-- Your instructions --
Can you reproduce the items below verbatim, starting at the very first line and ending at the line that contains "table-cell: 169,838 xyxy=(557,216,622,275)", with both included?

* BEGIN Raw records *

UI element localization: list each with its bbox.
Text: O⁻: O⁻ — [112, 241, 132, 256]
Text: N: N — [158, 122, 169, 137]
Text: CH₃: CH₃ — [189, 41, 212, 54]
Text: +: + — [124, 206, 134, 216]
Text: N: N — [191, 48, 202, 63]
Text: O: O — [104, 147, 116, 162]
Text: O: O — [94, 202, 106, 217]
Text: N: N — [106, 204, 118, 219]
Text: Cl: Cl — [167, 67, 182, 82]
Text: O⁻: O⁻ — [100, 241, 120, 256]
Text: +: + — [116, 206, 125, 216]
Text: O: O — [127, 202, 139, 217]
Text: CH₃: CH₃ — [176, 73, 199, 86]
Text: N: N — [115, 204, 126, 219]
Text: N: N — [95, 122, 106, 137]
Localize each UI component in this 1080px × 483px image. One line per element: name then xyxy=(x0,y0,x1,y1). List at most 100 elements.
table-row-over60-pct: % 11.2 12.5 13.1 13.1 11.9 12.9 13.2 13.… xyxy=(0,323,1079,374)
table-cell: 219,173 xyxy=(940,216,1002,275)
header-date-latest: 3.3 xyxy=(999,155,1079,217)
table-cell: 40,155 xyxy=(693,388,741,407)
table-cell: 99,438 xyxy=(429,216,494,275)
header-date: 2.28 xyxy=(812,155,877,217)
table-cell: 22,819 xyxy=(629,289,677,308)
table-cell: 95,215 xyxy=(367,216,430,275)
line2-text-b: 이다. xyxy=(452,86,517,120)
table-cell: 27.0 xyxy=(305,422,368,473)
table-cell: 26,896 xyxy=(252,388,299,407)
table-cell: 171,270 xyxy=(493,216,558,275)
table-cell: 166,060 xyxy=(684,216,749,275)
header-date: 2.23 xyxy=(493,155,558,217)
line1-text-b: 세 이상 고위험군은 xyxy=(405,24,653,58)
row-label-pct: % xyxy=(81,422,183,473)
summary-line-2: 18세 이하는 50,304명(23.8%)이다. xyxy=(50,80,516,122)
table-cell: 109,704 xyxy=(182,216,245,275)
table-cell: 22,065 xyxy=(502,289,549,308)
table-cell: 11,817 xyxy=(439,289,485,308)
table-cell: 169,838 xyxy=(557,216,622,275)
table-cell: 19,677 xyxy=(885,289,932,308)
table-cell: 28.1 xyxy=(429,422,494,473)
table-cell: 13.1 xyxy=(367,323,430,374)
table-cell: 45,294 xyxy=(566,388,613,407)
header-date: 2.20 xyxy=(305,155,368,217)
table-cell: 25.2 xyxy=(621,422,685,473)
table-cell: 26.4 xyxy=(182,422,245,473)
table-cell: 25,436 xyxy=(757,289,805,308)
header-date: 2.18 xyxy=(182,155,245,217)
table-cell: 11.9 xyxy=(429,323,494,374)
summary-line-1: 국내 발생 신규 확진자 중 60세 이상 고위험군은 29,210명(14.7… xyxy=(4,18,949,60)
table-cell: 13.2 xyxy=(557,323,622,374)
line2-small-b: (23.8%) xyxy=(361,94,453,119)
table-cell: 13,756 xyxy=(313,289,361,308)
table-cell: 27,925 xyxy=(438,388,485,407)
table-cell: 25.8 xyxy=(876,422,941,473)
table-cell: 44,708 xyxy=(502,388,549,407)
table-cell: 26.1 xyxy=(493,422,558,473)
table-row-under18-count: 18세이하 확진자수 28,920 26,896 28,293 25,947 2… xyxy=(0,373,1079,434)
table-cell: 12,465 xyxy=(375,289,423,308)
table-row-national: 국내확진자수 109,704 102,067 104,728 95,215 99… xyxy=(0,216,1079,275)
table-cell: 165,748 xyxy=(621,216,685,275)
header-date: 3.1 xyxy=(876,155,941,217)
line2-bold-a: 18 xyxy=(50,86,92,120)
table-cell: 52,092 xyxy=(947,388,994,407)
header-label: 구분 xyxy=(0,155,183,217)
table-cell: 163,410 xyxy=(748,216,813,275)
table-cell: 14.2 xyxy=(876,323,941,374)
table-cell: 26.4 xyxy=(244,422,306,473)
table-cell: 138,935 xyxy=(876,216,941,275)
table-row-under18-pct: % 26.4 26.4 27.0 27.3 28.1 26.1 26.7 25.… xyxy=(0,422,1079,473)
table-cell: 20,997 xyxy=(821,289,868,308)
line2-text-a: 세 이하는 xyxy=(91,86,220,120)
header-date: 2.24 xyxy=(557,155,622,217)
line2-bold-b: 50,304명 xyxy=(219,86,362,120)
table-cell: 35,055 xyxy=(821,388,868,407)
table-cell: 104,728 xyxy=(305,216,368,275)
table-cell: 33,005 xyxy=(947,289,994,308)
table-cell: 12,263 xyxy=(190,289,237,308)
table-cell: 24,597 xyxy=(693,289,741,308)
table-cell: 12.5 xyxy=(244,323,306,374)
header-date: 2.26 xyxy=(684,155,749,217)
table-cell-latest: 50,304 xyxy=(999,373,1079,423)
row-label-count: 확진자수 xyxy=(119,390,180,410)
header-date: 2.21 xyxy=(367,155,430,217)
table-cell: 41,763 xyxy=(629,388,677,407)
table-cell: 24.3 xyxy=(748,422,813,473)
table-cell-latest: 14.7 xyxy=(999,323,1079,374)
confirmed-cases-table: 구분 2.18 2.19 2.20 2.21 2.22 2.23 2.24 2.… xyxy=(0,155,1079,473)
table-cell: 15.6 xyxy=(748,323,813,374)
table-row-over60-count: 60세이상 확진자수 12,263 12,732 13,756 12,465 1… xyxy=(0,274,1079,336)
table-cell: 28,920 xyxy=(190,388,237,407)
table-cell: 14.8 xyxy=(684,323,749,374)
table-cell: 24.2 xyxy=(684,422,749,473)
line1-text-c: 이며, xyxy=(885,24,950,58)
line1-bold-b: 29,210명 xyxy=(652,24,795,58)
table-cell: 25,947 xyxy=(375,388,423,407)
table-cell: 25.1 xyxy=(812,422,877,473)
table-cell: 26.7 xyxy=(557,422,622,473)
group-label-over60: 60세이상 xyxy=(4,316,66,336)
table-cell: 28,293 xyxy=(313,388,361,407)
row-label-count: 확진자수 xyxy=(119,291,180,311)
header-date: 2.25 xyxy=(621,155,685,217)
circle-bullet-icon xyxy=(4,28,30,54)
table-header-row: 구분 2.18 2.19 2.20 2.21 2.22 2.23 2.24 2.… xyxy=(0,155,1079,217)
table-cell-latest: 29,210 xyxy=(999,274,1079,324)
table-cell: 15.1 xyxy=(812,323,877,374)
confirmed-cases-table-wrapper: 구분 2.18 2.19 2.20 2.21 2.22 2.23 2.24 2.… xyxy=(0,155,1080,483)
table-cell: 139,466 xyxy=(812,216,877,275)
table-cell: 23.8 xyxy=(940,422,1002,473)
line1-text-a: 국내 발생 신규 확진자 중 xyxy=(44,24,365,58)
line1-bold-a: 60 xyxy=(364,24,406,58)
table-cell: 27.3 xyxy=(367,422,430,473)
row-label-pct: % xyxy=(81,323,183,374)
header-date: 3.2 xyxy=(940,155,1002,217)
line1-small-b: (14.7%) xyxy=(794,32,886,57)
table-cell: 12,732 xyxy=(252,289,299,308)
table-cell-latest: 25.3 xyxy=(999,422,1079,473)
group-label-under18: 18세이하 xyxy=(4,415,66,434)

* END Raw records *

-- Finished answer --
UI element localization: list each with its bbox.
Text: O⁻: O⁻ — [112, 241, 132, 256]
Text: N: N — [158, 122, 169, 137]
Text: CH₃: CH₃ — [189, 41, 212, 54]
Text: +: + — [124, 206, 134, 216]
Text: N: N — [191, 48, 202, 63]
Text: O: O — [104, 147, 116, 162]
Text: O: O — [94, 202, 106, 217]
Text: N: N — [106, 204, 118, 219]
Text: Cl: Cl — [167, 67, 182, 82]
Text: O⁻: O⁻ — [100, 241, 120, 256]
Text: +: + — [116, 206, 125, 216]
Text: O: O — [127, 202, 139, 217]
Text: CH₃: CH₃ — [176, 73, 199, 86]
Text: N: N — [115, 204, 126, 219]
Text: N: N — [95, 122, 106, 137]
Localize each UI component in this 1080px × 483px image. One line per element: name then xyxy=(x0,y0,x1,y1). List at most 100 elements.
table-row-over60-pct: % 11.2 12.5 13.1 13.1 11.9 12.9 13.2 13.… xyxy=(0,323,1079,374)
table-cell: 219,173 xyxy=(940,216,1002,275)
header-date-latest: 3.3 xyxy=(999,155,1079,217)
table-cell: 40,155 xyxy=(693,388,741,407)
table-cell: 99,438 xyxy=(429,216,494,275)
header-date: 2.28 xyxy=(812,155,877,217)
table-cell: 22,819 xyxy=(629,289,677,308)
table-cell: 95,215 xyxy=(367,216,430,275)
line2-text-b: 이다. xyxy=(452,86,517,120)
table-cell: 27.0 xyxy=(305,422,368,473)
table-cell: 26,896 xyxy=(252,388,299,407)
table-cell: 171,270 xyxy=(493,216,558,275)
table-cell: 166,060 xyxy=(684,216,749,275)
header-date: 2.23 xyxy=(493,155,558,217)
line1-text-b: 세 이상 고위험군은 xyxy=(405,24,653,58)
row-label-pct: % xyxy=(81,422,183,473)
summary-line-2: 18세 이하는 50,304명(23.8%)이다. xyxy=(50,80,516,122)
table-cell: 109,704 xyxy=(182,216,245,275)
table-cell: 22,065 xyxy=(502,289,549,308)
table-cell: 11,817 xyxy=(439,289,485,308)
table-cell: 169,838 xyxy=(557,216,622,275)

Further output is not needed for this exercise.